↓↓↓
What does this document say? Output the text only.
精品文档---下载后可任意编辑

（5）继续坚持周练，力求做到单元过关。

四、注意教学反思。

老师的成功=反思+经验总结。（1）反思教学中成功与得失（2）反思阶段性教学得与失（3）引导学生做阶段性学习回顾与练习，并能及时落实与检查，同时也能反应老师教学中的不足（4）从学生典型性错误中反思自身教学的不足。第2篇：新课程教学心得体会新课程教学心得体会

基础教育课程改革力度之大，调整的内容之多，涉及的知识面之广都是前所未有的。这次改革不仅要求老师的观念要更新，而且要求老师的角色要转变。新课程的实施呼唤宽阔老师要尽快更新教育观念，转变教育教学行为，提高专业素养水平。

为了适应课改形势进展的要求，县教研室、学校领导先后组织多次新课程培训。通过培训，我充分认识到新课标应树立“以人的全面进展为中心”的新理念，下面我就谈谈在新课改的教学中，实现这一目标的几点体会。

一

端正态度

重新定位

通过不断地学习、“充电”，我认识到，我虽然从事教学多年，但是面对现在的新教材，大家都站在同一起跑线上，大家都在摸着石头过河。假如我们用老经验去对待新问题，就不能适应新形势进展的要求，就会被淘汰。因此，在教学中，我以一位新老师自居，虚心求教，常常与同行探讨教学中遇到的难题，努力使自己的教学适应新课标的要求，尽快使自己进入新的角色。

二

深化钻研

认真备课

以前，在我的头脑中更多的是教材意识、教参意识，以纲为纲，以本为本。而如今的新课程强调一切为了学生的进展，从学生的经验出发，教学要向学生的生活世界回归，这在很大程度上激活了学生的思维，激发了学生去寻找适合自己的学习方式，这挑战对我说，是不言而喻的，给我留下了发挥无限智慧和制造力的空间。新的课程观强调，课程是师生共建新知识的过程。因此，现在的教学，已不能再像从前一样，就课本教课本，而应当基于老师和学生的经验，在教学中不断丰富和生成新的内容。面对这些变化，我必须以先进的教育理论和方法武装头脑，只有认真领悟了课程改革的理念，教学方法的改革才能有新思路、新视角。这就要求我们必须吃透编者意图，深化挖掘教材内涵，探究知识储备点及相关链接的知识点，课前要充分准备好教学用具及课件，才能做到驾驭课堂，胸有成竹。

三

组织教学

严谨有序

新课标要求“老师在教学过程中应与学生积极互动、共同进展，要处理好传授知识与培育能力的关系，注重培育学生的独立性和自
↑↑↑
↓↓↓
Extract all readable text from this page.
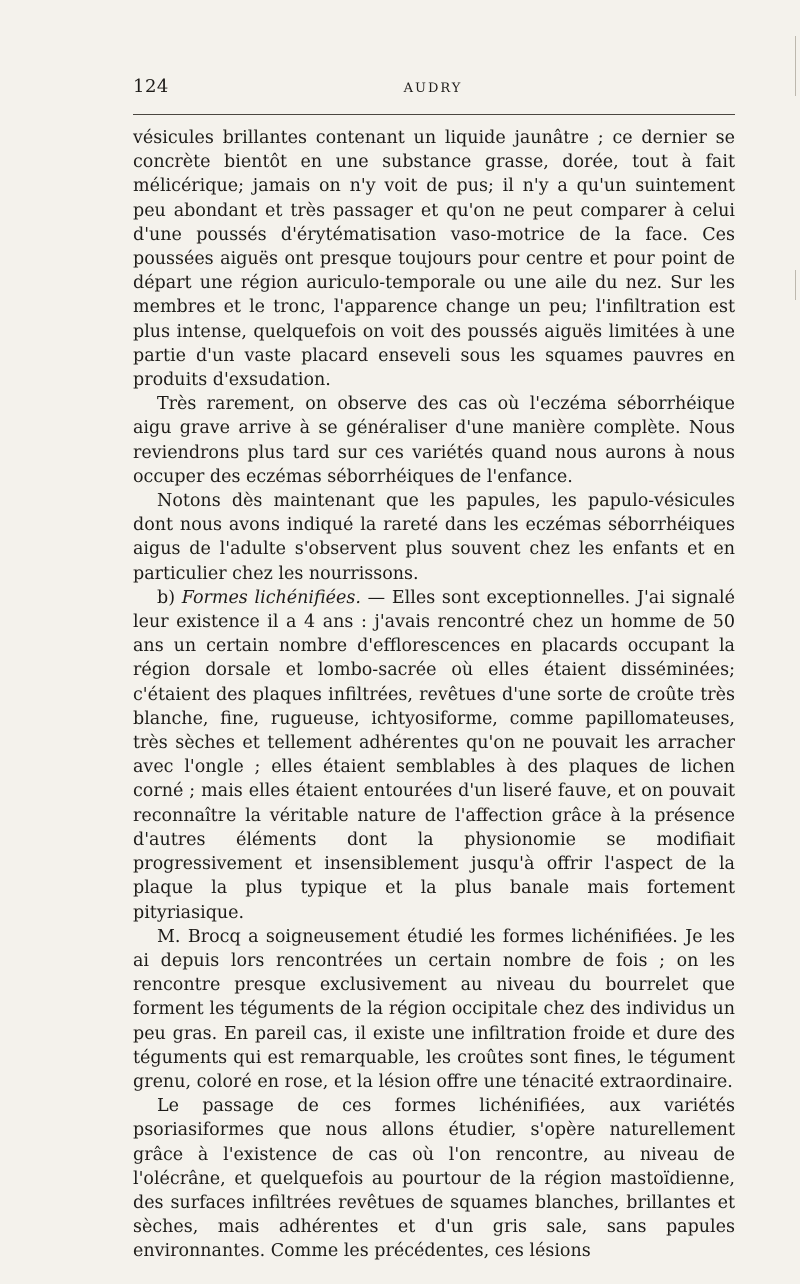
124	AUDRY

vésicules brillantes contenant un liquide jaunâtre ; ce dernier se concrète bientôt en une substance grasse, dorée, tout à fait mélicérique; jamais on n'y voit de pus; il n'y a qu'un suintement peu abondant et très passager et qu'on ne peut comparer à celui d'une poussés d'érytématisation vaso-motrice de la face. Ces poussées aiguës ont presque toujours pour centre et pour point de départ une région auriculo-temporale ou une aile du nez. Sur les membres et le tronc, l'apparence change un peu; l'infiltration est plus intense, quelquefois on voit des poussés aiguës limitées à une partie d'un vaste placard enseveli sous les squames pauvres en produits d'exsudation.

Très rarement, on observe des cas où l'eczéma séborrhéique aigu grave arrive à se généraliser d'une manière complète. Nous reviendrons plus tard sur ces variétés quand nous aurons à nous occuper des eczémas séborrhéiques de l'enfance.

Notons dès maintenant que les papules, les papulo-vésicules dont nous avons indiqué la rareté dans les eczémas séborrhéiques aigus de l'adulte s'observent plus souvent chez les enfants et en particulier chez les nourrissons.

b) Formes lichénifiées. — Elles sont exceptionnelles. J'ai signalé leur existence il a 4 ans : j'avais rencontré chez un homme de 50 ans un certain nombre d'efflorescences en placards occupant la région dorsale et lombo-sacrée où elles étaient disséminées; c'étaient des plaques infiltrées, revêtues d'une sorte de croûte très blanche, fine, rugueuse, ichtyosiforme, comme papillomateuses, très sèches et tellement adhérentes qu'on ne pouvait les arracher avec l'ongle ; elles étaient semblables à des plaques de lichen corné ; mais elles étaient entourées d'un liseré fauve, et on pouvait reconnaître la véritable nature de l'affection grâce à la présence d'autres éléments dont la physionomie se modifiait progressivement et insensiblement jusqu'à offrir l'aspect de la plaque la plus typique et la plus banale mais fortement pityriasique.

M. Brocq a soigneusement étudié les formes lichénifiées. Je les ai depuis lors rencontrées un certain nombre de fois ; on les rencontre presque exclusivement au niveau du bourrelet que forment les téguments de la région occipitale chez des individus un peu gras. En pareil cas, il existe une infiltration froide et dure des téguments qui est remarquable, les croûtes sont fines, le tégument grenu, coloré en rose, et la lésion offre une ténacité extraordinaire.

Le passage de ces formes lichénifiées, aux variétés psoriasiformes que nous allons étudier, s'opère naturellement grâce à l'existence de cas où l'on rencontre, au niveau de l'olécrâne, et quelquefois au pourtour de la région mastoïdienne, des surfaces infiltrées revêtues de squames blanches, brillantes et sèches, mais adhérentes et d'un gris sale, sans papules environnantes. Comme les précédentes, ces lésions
↑↑↑
** YOUR TASK **
Using the records above, find and show each line with the string "infiltration".

** ANSWER FOR THIS EXERCISE **
vésicules brillantes contenant un liquide jaunâtre ; ce dernier se concrète bientôt en une substance grasse, dorée, tout à fait mélicérique; jamais on n'y voit de pus; il n'y a qu'un suintement peu abondant et très passager et qu'on ne peut comparer à celui d'une poussés d'érytématisation vaso-motrice de la face. Ces poussées aiguës ont presque toujours pour centre et pour point de départ une région auriculo-temporale ou une aile du nez. Sur les membres et le tronc, l'apparence change un peu; l'infiltration est plus intense, quelquefois on voit des poussés aiguës limitées à une partie d'un vaste placard enseveli sous les squames pauvres en produits d'exsudation.
M. Brocq a soigneusement étudié les formes lichénifiées. Je les ai depuis lors rencontrées un certain nombre de fois ; on les rencontre presque exclusivement au niveau du bourrelet que forment les téguments de la région occipitale chez des individus un peu gras. En pareil cas, il existe une infiltration froide et dure des téguments qui est remarquable, les croûtes sont fines, le tégument grenu, coloré en rose, et la lésion offre une ténacité extraordinaire.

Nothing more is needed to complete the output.